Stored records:

****************************************

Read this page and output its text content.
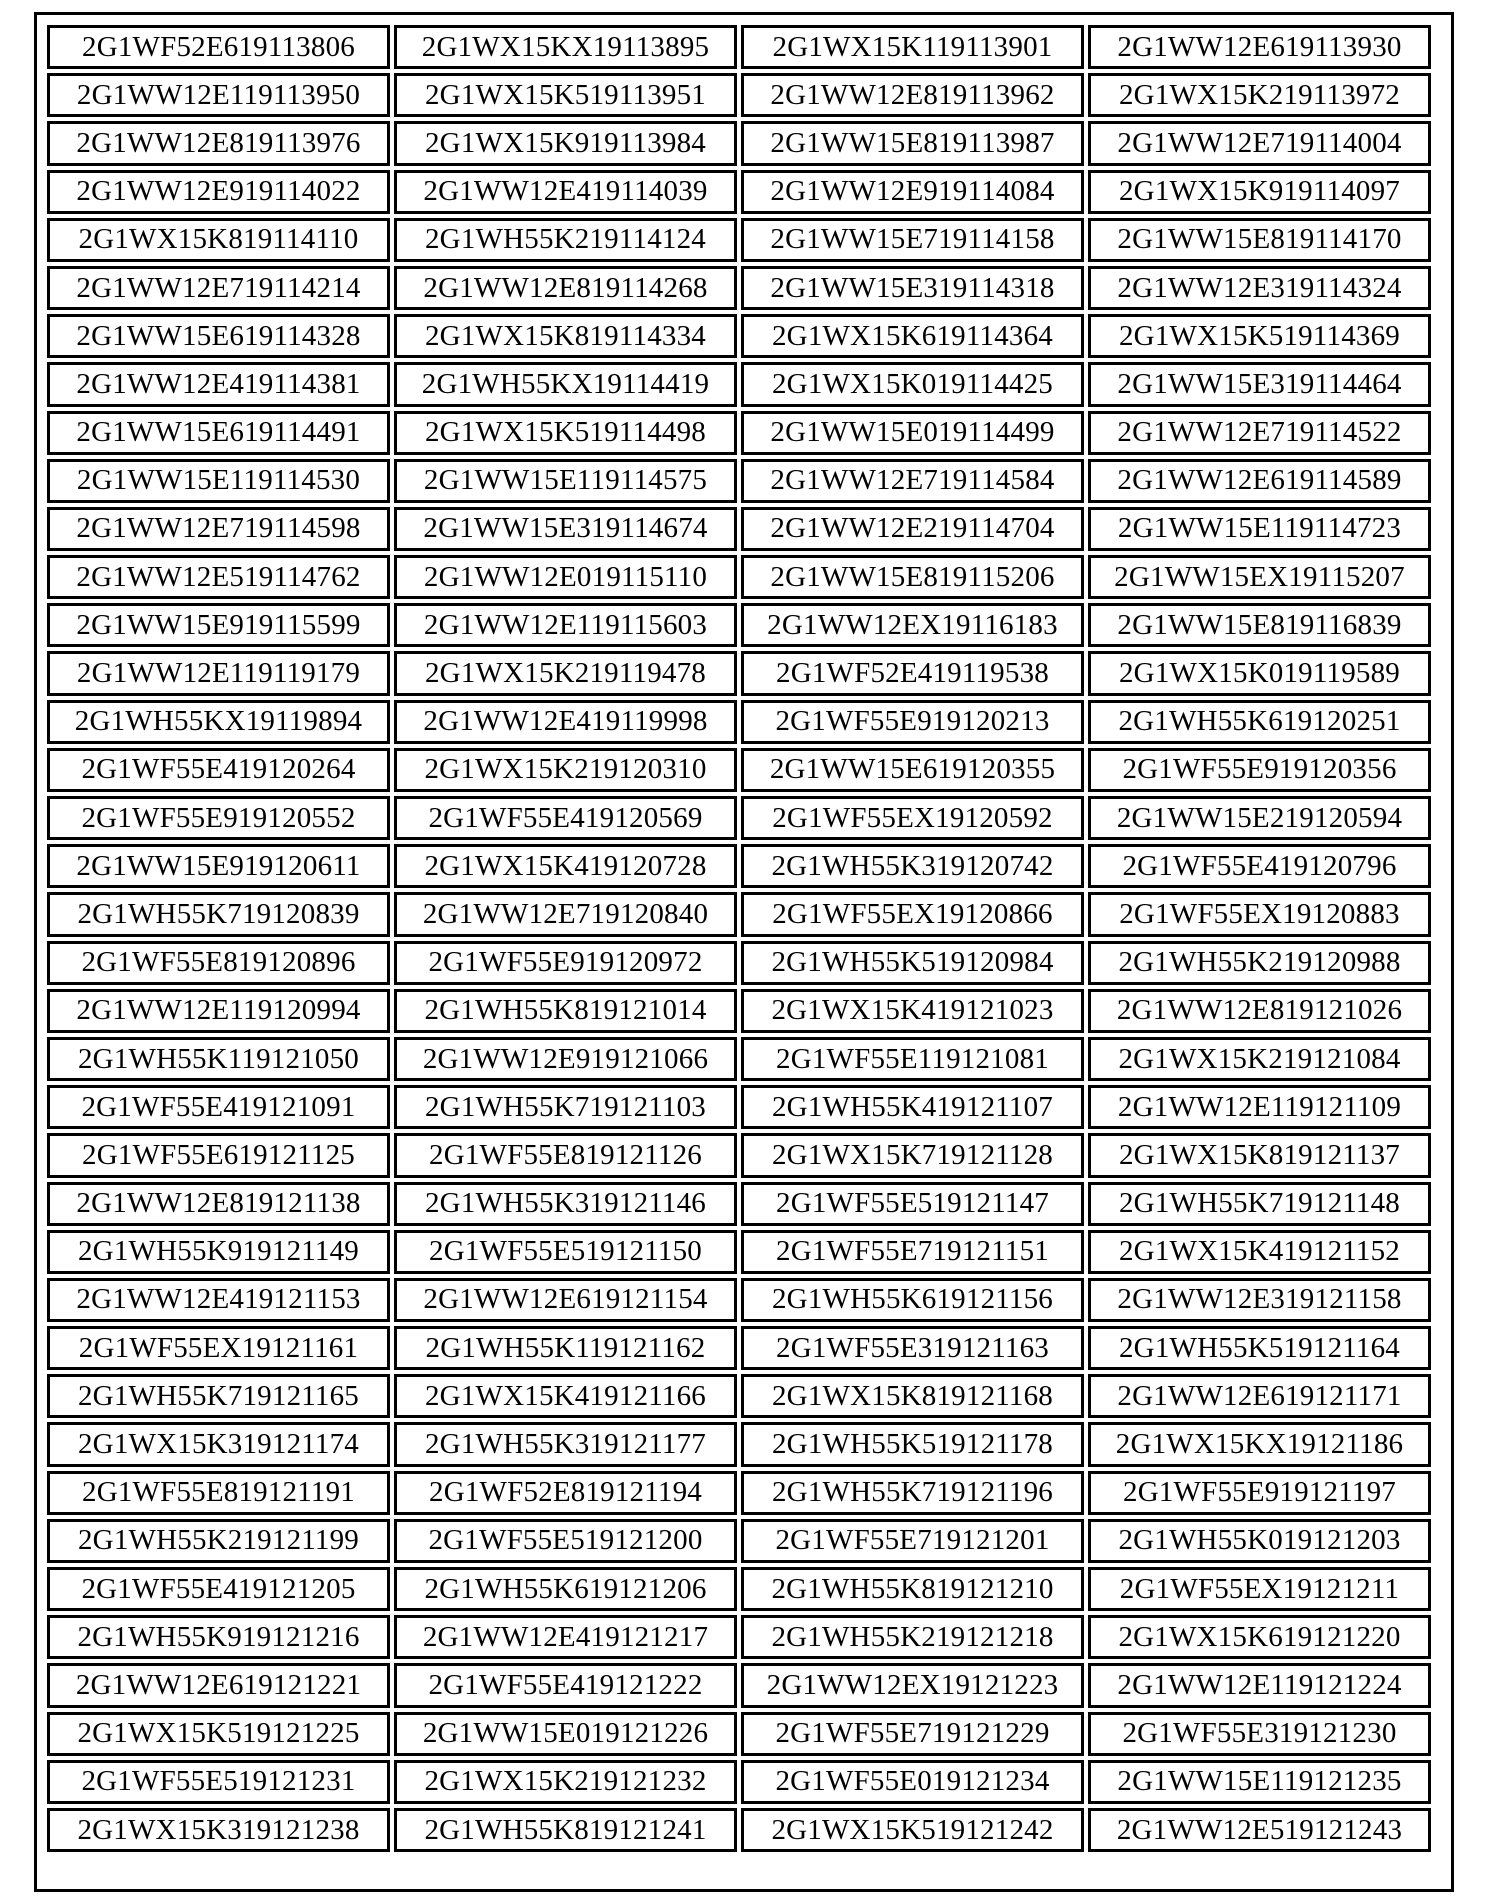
2G1WF52E619113806	2G1WX15KX19113895	2G1WX15K119113901	2G1WW12E619113930
2G1WW12E119113950	2G1WX15K519113951	2G1WW12E819113962	2G1WX15K219113972
2G1WW12E819113976	2G1WX15K919113984	2G1WW15E819113987	2G1WW12E719114004
2G1WW12E919114022	2G1WW12E419114039	2G1WW12E919114084	2G1WX15K919114097
2G1WX15K819114110	2G1WH55K219114124	2G1WW15E719114158	2G1WW15E819114170
2G1WW12E719114214	2G1WW12E819114268	2G1WW15E319114318	2G1WW12E319114324
2G1WW15E619114328	2G1WX15K819114334	2G1WX15K619114364	2G1WX15K519114369
2G1WW12E419114381	2G1WH55KX19114419	2G1WX15K019114425	2G1WW15E319114464
2G1WW15E619114491	2G1WX15K519114498	2G1WW15E019114499	2G1WW12E719114522
2G1WW15E119114530	2G1WW15E119114575	2G1WW12E719114584	2G1WW12E619114589
2G1WW12E719114598	2G1WW15E319114674	2G1WW12E219114704	2G1WW15E119114723
2G1WW12E519114762	2G1WW12E019115110	2G1WW15E819115206	2G1WW15EX19115207
2G1WW15E919115599	2G1WW12E119115603	2G1WW12EX19116183	2G1WW15E819116839
2G1WW12E119119179	2G1WX15K219119478	2G1WF52E419119538	2G1WX15K019119589
2G1WH55KX19119894	2G1WW12E419119998	2G1WF55E919120213	2G1WH55K619120251
2G1WF55E419120264	2G1WX15K219120310	2G1WW15E619120355	2G1WF55E919120356
2G1WF55E919120552	2G1WF55E419120569	2G1WF55EX19120592	2G1WW15E219120594
2G1WW15E919120611	2G1WX15K419120728	2G1WH55K319120742	2G1WF55E419120796
2G1WH55K719120839	2G1WW12E719120840	2G1WF55EX19120866	2G1WF55EX19120883
2G1WF55E819120896	2G1WF55E919120972	2G1WH55K519120984	2G1WH55K219120988
2G1WW12E119120994	2G1WH55K819121014	2G1WX15K419121023	2G1WW12E819121026
2G1WH55K119121050	2G1WW12E919121066	2G1WF55E119121081	2G1WX15K219121084
2G1WF55E419121091	2G1WH55K719121103	2G1WH55K419121107	2G1WW12E119121109
2G1WF55E619121125	2G1WF55E819121126	2G1WX15K719121128	2G1WX15K819121137
2G1WW12E819121138	2G1WH55K319121146	2G1WF55E519121147	2G1WH55K719121148
2G1WH55K919121149	2G1WF55E519121150	2G1WF55E719121151	2G1WX15K419121152
2G1WW12E419121153	2G1WW12E619121154	2G1WH55K619121156	2G1WW12E319121158
2G1WF55EX19121161	2G1WH55K119121162	2G1WF55E319121163	2G1WH55K519121164
2G1WH55K719121165	2G1WX15K419121166	2G1WX15K819121168	2G1WW12E619121171
2G1WX15K319121174	2G1WH55K319121177	2G1WH55K519121178	2G1WX15KX19121186
2G1WF55E819121191	2G1WF52E819121194	2G1WH55K719121196	2G1WF55E919121197
2G1WH55K219121199	2G1WF55E519121200	2G1WF55E719121201	2G1WH55K019121203
2G1WF55E419121205	2G1WH55K619121206	2G1WH55K819121210	2G1WF55EX19121211
2G1WH55K919121216	2G1WW12E419121217	2G1WH55K219121218	2G1WX15K619121220
2G1WW12E619121221	2G1WF55E419121222	2G1WW12EX19121223	2G1WW12E119121224
2G1WX15K519121225	2G1WW15E019121226	2G1WF55E719121229	2G1WF55E319121230
2G1WF55E519121231	2G1WX15K219121232	2G1WF55E019121234	2G1WW15E119121235
2G1WX15K319121238	2G1WH55K819121241	2G1WX15K519121242	2G1WW12E519121243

****************************************

Without the pictures, transcribe the listing above exactly.

The completed task:
Read this page and output its text content.
2G1WF52E619113806	2G1WX15KX19113895	2G1WX15K119113901	2G1WW12E619113930
2G1WW12E119113950	2G1WX15K519113951	2G1WW12E819113962	2G1WX15K219113972
2G1WW12E819113976	2G1WX15K919113984	2G1WW15E819113987	2G1WW12E719114004
2G1WW12E919114022	2G1WW12E419114039	2G1WW12E919114084	2G1WX15K919114097
2G1WX15K819114110	2G1WH55K219114124	2G1WW15E719114158	2G1WW15E819114170
2G1WW12E719114214	2G1WW12E819114268	2G1WW15E319114318	2G1WW12E319114324
2G1WW15E619114328	2G1WX15K819114334	2G1WX15K619114364	2G1WX15K519114369
2G1WW12E419114381	2G1WH55KX19114419	2G1WX15K019114425	2G1WW15E319114464
2G1WW15E619114491	2G1WX15K519114498	2G1WW15E019114499	2G1WW12E719114522
2G1WW15E119114530	2G1WW15E119114575	2G1WW12E719114584	2G1WW12E619114589
2G1WW12E719114598	2G1WW15E319114674	2G1WW12E219114704	2G1WW15E119114723
2G1WW12E519114762	2G1WW12E019115110	2G1WW15E819115206	2G1WW15EX19115207
2G1WW15E919115599	2G1WW12E119115603	2G1WW12EX19116183	2G1WW15E819116839
2G1WW12E119119179	2G1WX15K219119478	2G1WF52E419119538	2G1WX15K019119589
2G1WH55KX19119894	2G1WW12E419119998	2G1WF55E919120213	2G1WH55K619120251
2G1WF55E419120264	2G1WX15K219120310	2G1WW15E619120355	2G1WF55E919120356
2G1WF55E919120552	2G1WF55E419120569	2G1WF55EX19120592	2G1WW15E219120594
2G1WW15E919120611	2G1WX15K419120728	2G1WH55K319120742	2G1WF55E419120796
2G1WH55K719120839	2G1WW12E719120840	2G1WF55EX19120866	2G1WF55EX19120883
2G1WF55E819120896	2G1WF55E919120972	2G1WH55K519120984	2G1WH55K219120988
2G1WW12E119120994	2G1WH55K819121014	2G1WX15K419121023	2G1WW12E819121026
2G1WH55K119121050	2G1WW12E919121066	2G1WF55E119121081	2G1WX15K219121084
2G1WF55E419121091	2G1WH55K719121103	2G1WH55K419121107	2G1WW12E119121109
2G1WF55E619121125	2G1WF55E819121126	2G1WX15K719121128	2G1WX15K819121137
2G1WW12E819121138	2G1WH55K319121146	2G1WF55E519121147	2G1WH55K719121148
2G1WH55K919121149	2G1WF55E519121150	2G1WF55E719121151	2G1WX15K419121152
2G1WW12E419121153	2G1WW12E619121154	2G1WH55K619121156	2G1WW12E319121158
2G1WF55EX19121161	2G1WH55K119121162	2G1WF55E319121163	2G1WH55K519121164
2G1WH55K719121165	2G1WX15K419121166	2G1WX15K819121168	2G1WW12E619121171
2G1WX15K319121174	2G1WH55K319121177	2G1WH55K519121178	2G1WX15KX19121186
2G1WF55E819121191	2G1WF52E819121194	2G1WH55K719121196	2G1WF55E919121197
2G1WH55K219121199	2G1WF55E519121200	2G1WF55E719121201	2G1WH55K019121203
2G1WF55E419121205	2G1WH55K619121206	2G1WH55K819121210	2G1WF55EX19121211
2G1WH55K919121216	2G1WW12E419121217	2G1WH55K219121218	2G1WX15K619121220
2G1WW12E619121221	2G1WF55E419121222	2G1WW12EX19121223	2G1WW12E119121224
2G1WX15K519121225	2G1WW15E019121226	2G1WF55E719121229	2G1WF55E319121230
2G1WF55E519121231	2G1WX15K219121232	2G1WF55E019121234	2G1WW15E119121235
2G1WX15K319121238	2G1WH55K819121241	2G1WX15K519121242	2G1WW12E519121243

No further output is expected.